#### [DIRECTIVE]
Please give the count of lines holding the string "Base" and nothing besides.

※

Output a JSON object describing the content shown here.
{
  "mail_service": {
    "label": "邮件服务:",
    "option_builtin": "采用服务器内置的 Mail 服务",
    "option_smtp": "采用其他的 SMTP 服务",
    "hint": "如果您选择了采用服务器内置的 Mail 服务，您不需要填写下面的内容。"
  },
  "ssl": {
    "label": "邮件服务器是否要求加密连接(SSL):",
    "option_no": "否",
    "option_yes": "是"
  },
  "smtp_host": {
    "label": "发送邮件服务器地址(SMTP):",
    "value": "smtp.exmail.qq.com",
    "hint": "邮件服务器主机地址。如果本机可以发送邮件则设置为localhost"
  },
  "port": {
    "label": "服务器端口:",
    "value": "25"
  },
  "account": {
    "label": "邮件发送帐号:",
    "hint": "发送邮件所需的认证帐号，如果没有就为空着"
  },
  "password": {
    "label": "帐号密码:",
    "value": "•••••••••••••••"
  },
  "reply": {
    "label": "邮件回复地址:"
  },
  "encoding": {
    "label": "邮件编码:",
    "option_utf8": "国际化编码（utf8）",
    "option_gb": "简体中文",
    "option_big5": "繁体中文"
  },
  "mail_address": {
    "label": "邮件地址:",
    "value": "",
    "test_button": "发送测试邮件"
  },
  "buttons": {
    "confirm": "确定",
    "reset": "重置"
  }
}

※

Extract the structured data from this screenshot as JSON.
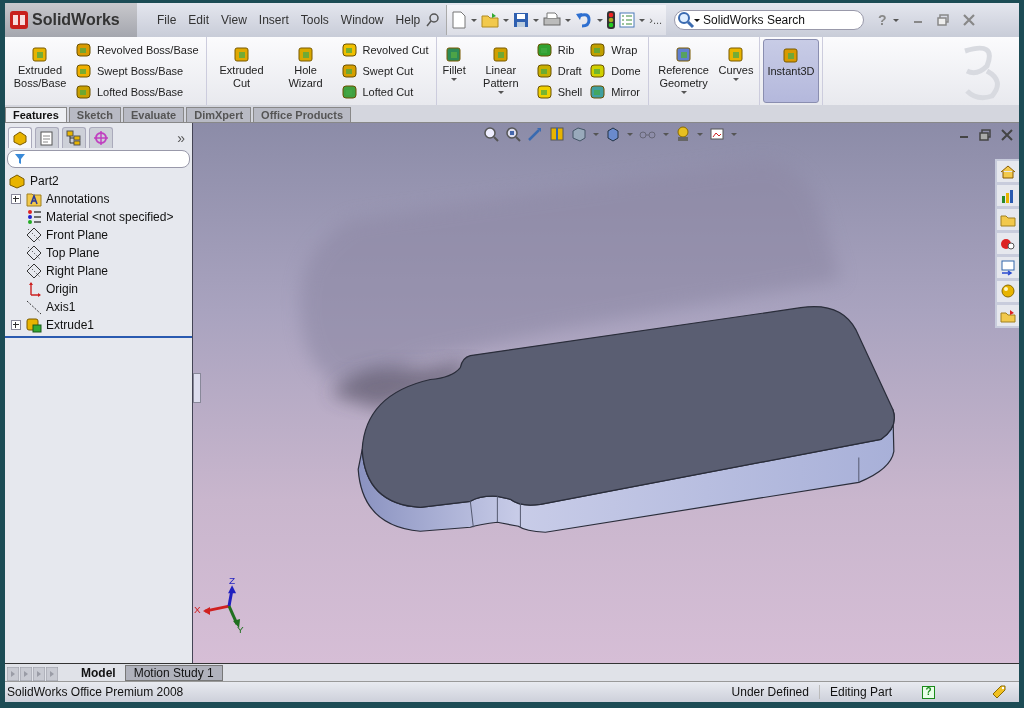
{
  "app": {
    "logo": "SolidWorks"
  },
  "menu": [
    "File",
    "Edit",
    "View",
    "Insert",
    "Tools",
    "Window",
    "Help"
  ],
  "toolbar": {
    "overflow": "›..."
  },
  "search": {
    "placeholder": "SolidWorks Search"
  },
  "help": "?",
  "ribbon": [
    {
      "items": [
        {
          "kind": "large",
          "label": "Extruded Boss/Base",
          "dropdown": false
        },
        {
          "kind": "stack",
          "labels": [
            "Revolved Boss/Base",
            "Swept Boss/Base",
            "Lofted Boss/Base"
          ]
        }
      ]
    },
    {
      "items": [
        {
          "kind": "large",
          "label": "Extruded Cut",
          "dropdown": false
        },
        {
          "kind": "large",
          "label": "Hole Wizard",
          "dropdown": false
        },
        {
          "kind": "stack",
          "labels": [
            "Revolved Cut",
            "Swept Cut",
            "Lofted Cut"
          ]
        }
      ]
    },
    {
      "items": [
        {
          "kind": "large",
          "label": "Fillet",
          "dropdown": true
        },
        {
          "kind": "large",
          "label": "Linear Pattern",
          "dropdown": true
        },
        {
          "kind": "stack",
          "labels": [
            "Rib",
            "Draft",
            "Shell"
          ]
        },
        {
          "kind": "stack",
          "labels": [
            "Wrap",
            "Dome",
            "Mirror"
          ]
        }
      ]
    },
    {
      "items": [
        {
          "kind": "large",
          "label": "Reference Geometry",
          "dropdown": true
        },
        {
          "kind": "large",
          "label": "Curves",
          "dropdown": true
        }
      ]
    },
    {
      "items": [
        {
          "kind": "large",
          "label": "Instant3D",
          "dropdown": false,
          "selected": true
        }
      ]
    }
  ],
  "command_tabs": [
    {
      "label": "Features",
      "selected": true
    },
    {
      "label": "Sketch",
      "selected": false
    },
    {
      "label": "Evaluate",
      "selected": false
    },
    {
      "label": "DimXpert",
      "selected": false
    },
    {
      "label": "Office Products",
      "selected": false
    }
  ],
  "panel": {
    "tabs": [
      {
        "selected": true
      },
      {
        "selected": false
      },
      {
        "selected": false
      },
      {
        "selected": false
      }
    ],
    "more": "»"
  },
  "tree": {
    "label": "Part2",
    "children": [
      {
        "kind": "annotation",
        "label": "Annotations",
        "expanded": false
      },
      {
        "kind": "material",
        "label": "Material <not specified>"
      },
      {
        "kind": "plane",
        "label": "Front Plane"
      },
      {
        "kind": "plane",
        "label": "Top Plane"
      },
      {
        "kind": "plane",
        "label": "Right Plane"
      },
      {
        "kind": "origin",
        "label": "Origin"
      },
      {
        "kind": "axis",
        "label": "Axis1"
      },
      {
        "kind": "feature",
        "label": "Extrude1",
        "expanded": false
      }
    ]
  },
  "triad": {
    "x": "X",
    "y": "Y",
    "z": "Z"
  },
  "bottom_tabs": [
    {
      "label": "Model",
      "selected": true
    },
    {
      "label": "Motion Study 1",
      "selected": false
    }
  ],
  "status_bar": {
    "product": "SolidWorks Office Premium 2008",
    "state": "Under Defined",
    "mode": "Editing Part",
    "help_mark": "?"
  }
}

※

#### [SOLVED PROBLEM]
4